** START OF Data **
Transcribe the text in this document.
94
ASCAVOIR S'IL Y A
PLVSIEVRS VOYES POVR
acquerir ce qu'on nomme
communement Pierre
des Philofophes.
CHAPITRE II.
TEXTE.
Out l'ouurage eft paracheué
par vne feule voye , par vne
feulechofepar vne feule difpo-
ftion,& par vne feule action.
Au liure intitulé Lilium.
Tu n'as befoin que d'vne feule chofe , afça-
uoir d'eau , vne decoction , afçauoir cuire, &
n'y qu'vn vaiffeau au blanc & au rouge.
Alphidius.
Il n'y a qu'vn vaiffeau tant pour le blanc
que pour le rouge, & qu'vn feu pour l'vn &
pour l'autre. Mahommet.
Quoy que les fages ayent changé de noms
** END OF Data **
** START OF Data **
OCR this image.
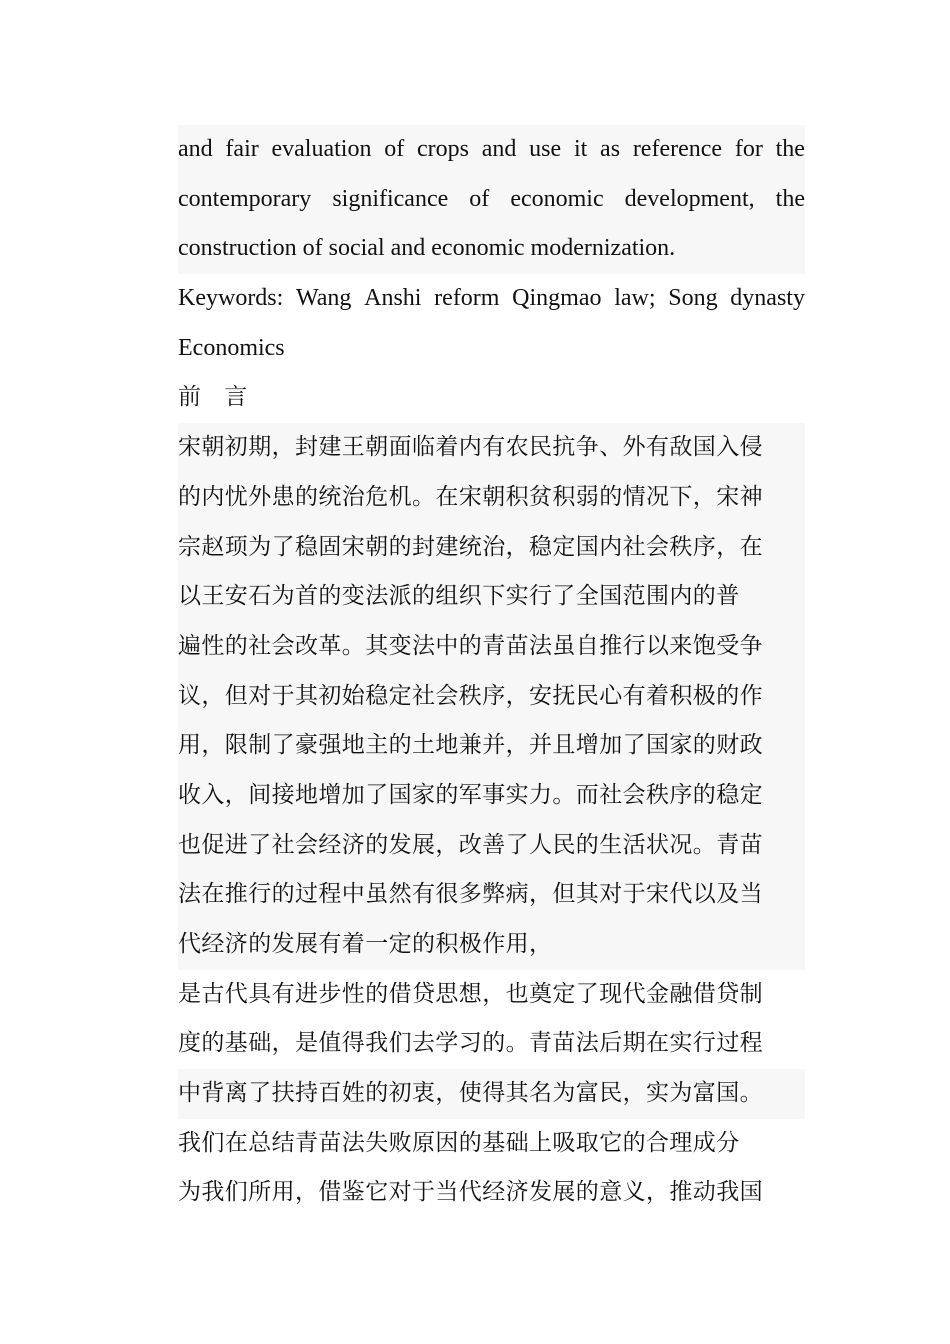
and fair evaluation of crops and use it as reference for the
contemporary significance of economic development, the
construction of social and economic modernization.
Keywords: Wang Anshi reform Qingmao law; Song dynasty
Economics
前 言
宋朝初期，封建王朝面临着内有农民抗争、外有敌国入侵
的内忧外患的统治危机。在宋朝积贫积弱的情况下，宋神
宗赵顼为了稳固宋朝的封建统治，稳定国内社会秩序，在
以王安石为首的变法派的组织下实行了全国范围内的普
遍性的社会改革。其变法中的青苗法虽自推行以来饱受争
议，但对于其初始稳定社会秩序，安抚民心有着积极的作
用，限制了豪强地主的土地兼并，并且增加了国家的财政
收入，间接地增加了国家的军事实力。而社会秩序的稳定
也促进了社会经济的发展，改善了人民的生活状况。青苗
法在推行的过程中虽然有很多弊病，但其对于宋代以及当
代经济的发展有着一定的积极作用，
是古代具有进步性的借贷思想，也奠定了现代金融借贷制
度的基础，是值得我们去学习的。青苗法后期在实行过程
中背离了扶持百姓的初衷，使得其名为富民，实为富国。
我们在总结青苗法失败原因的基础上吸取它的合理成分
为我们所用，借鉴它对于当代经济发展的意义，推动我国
** END OF Data **
→ **Exercise details**: What is the number of lines in this material that hold the string "rouge"? Answer with that number only.

→ **Output**: 2